What to do = Copy the lines below exactly, from the first line of the records through the line that contains "x-tick-label: Avril [321,349,338,378]".

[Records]
--

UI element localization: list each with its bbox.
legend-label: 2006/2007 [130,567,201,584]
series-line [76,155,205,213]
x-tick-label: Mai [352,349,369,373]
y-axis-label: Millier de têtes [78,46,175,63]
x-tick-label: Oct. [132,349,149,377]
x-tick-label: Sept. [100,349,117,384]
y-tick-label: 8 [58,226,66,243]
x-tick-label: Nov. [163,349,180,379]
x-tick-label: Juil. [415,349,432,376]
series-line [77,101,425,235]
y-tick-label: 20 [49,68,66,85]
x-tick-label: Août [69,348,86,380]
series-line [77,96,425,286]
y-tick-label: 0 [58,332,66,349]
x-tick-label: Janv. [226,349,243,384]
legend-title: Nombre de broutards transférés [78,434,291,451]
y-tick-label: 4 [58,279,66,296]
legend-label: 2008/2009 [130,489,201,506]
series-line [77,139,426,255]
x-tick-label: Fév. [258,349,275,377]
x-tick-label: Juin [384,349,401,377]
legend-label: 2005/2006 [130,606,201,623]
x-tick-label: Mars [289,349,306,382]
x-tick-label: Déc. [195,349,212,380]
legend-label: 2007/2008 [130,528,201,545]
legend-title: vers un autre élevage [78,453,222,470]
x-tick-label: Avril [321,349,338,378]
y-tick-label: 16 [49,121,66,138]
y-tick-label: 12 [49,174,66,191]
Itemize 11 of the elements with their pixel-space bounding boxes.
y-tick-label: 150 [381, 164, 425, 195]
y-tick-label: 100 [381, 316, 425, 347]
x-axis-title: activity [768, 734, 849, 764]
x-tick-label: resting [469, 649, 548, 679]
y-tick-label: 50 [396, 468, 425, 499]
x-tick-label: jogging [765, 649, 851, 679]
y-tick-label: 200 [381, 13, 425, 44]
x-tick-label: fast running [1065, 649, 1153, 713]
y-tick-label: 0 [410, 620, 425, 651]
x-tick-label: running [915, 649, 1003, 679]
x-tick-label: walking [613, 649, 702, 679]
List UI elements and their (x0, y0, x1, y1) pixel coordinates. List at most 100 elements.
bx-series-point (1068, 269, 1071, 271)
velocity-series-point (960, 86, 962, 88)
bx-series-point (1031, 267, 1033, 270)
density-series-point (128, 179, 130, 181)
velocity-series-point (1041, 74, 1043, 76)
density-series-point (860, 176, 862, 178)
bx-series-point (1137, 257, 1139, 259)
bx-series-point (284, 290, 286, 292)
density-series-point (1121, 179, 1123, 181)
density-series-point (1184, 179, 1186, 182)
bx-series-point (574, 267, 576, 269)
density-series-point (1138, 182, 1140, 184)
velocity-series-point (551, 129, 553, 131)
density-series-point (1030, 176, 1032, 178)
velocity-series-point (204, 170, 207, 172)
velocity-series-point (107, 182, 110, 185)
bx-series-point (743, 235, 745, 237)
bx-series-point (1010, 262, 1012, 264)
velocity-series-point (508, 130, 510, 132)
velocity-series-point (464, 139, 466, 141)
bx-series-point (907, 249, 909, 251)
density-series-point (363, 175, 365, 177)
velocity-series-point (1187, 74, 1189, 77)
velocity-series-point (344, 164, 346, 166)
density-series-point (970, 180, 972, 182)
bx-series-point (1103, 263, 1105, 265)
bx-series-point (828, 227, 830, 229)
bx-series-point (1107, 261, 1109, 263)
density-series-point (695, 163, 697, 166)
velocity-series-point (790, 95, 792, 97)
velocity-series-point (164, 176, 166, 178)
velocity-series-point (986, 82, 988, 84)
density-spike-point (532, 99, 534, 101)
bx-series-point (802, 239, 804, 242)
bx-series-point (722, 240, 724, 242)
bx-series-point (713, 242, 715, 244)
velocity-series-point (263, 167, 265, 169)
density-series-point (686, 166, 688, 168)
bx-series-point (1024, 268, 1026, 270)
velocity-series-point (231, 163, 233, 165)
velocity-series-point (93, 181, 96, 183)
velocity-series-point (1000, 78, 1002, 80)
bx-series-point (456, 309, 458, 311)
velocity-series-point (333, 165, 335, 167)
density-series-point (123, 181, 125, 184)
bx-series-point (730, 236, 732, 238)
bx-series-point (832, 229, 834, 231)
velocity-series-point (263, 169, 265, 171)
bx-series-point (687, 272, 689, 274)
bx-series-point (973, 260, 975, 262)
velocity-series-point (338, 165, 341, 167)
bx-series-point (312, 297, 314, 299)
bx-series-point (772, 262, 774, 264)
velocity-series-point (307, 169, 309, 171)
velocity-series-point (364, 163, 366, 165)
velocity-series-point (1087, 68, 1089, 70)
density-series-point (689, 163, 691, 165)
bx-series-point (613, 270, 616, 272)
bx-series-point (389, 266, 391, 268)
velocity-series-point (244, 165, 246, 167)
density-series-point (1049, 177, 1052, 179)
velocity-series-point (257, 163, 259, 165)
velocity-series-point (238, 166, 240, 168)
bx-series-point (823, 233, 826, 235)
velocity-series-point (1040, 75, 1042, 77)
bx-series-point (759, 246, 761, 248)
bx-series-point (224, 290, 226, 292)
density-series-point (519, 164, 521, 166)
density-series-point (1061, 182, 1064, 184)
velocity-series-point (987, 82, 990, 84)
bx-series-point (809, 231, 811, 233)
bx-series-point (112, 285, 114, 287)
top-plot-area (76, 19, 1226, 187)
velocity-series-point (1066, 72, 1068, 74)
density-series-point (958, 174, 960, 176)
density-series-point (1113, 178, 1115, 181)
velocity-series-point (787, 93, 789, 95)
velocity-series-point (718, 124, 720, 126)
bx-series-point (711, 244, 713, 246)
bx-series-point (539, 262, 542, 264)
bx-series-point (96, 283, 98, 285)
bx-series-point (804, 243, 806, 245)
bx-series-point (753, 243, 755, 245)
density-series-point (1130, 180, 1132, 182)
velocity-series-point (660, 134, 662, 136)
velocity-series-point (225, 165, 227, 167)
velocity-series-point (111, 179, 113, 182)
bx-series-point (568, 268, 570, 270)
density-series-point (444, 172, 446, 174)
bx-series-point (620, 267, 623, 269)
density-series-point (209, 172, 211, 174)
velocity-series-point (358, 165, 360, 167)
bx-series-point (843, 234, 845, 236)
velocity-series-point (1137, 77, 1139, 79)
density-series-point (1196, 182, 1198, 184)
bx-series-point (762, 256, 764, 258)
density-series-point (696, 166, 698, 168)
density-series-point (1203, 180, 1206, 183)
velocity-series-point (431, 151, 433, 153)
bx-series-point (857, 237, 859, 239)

--

Response to the task =
UI element localization: list each with its bbox.
legend-label: 2006/2007 [130,567,201,584]
series-line [76,155,205,213]
x-tick-label: Mai [352,349,369,373]
y-axis-label: Millier de têtes [78,46,175,63]
x-tick-label: Oct. [132,349,149,377]
x-tick-label: Sept. [100,349,117,384]
y-tick-label: 8 [58,226,66,243]
x-tick-label: Nov. [163,349,180,379]
x-tick-label: Juil. [415,349,432,376]
series-line [77,101,425,235]
y-tick-label: 20 [49,68,66,85]
x-tick-label: Août [69,348,86,380]
series-line [77,96,425,286]
y-tick-label: 0 [58,332,66,349]
x-tick-label: Janv. [226,349,243,384]
legend-title: Nombre de broutards transférés [78,434,291,451]
y-tick-label: 4 [58,279,66,296]
legend-label: 2008/2009 [130,489,201,506]
series-line [77,139,426,255]
x-tick-label: Fév. [258,349,275,377]
x-tick-label: Juin [384,349,401,377]
legend-label: 2005/2006 [130,606,201,623]
x-tick-label: Mars [289,349,306,382]
x-tick-label: Déc. [195,349,212,380]
legend-label: 2007/2008 [130,528,201,545]
legend-title: vers un autre élevage [78,453,222,470]
x-tick-label: Avril [321,349,338,378]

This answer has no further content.